### Written task
Locate each line containing the string "Count" and copy it out.

### Dataset

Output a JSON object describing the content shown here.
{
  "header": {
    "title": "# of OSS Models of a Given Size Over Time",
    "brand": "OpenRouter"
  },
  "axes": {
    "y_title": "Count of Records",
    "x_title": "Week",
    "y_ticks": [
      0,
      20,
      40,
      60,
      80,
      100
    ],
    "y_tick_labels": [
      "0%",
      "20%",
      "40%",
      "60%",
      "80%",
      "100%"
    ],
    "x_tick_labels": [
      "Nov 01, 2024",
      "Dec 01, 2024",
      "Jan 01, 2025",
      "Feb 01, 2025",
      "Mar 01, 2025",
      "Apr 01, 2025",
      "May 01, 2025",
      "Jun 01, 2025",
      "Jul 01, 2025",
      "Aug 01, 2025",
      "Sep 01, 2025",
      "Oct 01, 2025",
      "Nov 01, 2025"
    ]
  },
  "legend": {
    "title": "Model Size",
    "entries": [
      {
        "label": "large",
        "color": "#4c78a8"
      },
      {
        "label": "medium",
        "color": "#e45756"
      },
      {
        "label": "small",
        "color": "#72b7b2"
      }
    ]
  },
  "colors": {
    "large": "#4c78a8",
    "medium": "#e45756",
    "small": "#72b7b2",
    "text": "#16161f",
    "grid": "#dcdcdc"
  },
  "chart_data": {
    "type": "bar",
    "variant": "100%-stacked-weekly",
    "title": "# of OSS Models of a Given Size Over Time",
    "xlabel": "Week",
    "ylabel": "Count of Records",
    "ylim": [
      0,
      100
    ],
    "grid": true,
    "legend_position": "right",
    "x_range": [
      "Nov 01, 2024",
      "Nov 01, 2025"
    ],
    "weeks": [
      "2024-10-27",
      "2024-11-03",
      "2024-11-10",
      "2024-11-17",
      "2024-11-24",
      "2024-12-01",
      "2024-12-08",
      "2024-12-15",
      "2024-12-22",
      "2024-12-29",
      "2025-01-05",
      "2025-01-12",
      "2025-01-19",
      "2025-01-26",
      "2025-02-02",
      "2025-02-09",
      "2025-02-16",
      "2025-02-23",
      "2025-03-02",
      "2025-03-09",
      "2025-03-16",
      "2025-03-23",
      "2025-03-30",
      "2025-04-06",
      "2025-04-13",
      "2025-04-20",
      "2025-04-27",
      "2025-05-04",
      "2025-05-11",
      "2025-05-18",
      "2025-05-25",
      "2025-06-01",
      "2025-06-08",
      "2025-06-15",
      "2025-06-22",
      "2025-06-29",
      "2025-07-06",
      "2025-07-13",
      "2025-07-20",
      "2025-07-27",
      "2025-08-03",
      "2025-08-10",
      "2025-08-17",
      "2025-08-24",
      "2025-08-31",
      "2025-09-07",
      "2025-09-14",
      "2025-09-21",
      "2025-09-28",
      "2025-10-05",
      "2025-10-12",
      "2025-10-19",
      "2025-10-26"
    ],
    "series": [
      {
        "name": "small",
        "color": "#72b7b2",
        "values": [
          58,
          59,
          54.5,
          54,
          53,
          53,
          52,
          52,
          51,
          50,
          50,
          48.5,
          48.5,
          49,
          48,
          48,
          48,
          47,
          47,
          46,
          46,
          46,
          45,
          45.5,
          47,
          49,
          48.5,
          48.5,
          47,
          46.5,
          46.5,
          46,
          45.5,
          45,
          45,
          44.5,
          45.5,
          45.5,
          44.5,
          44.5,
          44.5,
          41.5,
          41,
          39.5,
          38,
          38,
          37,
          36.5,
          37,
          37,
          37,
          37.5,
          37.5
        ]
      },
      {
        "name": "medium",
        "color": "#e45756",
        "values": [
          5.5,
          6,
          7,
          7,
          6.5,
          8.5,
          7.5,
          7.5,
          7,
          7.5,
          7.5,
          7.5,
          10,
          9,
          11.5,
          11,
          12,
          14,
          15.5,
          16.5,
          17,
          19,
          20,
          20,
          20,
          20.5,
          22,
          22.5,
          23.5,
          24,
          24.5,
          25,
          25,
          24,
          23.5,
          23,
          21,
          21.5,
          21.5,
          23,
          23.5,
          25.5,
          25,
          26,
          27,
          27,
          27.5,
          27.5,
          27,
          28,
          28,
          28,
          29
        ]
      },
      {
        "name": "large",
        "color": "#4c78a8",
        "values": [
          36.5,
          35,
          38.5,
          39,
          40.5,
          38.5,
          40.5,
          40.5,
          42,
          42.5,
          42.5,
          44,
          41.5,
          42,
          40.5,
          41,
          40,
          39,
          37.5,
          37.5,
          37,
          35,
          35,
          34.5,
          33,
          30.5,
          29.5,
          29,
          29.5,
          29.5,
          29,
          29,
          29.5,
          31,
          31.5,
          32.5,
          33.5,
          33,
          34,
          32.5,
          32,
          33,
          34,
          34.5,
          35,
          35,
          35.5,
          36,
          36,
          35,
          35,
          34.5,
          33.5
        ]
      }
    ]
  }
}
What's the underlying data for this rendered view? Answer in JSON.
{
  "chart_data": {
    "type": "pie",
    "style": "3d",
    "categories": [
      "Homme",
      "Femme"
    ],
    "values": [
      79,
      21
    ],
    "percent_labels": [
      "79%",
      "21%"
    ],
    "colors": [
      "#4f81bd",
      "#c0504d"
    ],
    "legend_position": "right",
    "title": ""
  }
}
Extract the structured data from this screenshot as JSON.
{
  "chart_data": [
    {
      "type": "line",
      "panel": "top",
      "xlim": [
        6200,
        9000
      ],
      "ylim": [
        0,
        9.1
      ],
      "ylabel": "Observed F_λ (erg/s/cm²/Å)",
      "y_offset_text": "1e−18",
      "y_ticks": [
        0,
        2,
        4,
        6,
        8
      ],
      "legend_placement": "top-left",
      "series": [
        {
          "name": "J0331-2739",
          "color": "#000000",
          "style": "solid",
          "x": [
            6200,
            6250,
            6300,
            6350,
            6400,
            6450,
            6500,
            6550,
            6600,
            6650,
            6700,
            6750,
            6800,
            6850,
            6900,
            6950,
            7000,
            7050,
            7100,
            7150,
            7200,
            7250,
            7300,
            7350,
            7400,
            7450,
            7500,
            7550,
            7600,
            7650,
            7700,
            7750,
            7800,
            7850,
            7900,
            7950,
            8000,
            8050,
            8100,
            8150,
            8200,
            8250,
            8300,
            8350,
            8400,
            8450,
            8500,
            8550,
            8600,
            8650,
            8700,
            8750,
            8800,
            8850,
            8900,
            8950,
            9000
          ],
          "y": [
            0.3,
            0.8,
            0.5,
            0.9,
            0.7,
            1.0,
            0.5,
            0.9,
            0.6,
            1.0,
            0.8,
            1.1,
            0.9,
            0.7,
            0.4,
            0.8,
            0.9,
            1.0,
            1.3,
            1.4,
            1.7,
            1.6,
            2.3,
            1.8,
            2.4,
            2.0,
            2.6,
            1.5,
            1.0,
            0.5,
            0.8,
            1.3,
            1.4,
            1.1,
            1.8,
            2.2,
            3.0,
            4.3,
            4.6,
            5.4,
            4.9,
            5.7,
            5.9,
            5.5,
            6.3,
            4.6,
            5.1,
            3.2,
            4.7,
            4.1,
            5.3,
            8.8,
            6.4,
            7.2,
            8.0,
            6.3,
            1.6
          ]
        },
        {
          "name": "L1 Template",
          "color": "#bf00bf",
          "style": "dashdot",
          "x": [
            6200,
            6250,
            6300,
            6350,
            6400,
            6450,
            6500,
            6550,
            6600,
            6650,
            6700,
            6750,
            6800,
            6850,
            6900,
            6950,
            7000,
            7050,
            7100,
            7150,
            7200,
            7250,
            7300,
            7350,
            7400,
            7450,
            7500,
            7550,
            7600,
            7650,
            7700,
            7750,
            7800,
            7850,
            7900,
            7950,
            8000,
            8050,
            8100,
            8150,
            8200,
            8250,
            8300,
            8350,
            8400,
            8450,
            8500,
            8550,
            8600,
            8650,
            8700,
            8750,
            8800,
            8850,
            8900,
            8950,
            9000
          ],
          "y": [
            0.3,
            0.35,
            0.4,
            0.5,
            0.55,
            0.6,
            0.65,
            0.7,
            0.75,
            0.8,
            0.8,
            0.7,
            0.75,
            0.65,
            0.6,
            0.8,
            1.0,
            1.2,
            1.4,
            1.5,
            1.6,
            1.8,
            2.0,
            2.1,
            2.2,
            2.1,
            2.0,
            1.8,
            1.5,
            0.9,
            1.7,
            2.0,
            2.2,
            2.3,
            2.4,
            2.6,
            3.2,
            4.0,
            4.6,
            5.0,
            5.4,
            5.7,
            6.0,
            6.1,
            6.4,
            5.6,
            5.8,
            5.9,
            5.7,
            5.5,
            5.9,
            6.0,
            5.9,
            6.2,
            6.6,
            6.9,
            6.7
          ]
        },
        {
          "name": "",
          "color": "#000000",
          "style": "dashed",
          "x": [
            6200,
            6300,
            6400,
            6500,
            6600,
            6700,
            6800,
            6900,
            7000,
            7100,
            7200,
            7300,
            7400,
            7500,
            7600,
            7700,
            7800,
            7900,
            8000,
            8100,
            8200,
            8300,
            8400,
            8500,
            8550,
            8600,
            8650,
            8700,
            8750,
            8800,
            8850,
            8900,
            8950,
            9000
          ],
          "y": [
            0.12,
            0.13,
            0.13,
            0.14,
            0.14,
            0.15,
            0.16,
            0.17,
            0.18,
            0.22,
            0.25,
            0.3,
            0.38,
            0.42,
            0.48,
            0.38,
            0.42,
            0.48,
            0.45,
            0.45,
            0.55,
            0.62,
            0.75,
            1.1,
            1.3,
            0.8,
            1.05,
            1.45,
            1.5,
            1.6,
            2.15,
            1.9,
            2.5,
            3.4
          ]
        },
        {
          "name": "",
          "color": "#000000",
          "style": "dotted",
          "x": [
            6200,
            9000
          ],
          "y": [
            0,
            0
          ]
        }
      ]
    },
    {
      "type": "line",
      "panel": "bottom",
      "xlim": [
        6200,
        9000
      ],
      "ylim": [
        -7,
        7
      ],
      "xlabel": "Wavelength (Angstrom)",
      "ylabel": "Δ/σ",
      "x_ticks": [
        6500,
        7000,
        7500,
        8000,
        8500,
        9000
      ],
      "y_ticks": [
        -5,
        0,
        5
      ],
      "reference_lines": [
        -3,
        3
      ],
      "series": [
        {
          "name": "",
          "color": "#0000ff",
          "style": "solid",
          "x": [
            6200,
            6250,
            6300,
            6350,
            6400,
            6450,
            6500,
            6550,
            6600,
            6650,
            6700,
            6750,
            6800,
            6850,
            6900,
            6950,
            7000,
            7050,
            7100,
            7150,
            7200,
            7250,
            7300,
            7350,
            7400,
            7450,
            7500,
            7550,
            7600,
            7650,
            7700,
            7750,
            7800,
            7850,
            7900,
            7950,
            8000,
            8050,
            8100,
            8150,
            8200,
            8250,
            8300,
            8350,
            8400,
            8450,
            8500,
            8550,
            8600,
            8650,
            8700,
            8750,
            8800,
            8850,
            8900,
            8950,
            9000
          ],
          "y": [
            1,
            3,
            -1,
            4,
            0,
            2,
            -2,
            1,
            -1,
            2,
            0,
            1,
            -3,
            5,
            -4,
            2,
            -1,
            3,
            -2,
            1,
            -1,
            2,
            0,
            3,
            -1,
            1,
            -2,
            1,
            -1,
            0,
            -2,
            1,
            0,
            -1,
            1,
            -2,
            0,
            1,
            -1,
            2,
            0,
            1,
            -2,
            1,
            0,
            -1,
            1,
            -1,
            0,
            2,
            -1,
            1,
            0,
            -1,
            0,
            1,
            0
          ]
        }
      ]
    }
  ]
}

### Completed exercise
    "y_title": "Count of Records",
    "ylabel": "Count of Records",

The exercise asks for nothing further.